### Exercise materials

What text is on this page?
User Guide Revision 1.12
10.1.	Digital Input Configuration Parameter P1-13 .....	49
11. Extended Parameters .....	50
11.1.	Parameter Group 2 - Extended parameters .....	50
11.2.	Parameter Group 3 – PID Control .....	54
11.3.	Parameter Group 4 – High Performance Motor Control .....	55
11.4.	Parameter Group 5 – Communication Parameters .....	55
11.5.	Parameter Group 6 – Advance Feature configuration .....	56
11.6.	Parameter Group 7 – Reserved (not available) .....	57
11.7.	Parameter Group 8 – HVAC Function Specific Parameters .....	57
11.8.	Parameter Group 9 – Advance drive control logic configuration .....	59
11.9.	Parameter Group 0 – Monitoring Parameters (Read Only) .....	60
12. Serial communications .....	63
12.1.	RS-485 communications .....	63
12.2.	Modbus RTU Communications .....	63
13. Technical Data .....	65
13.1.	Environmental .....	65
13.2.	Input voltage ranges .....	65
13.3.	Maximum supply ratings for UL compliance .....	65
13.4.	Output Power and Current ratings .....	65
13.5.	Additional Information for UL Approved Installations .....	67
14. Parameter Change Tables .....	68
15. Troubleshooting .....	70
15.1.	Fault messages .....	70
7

######

Task objective →
Transcribe all entries exactly as they are given.

Worked answer →
What text is on this page?
User Guide Revision 1.12
10.1.	Digital Input Configuration Parameter P1-13 .....	49
11. Extended Parameters .....	50
11.1.	Parameter Group 2 - Extended parameters .....	50
11.2.	Parameter Group 3 – PID Control .....	54
11.3.	Parameter Group 4 – High Performance Motor Control .....	55
11.4.	Parameter Group 5 – Communication Parameters .....	55
11.5.	Parameter Group 6 – Advance Feature configuration .....	56
11.6.	Parameter Group 7 – Reserved (not available) .....	57
11.7.	Parameter Group 8 – HVAC Function Specific Parameters .....	57
11.8.	Parameter Group 9 – Advance drive control logic configuration .....	59
11.9.	Parameter Group 0 – Monitoring Parameters (Read Only) .....	60
12. Serial communications .....	63
12.1.	RS-485 communications .....	63
12.2.	Modbus RTU Communications .....	63
13. Technical Data .....	65
13.1.	Environmental .....	65
13.2.	Input voltage ranges .....	65
13.3.	Maximum supply ratings for UL compliance .....	65
13.4.	Output Power and Current ratings .....	65
13.5.	Additional Information for UL Approved Installations .....	67
14. Parameter Change Tables .....	68
15. Troubleshooting .....	70
15.1.	Fault messages .....	70
7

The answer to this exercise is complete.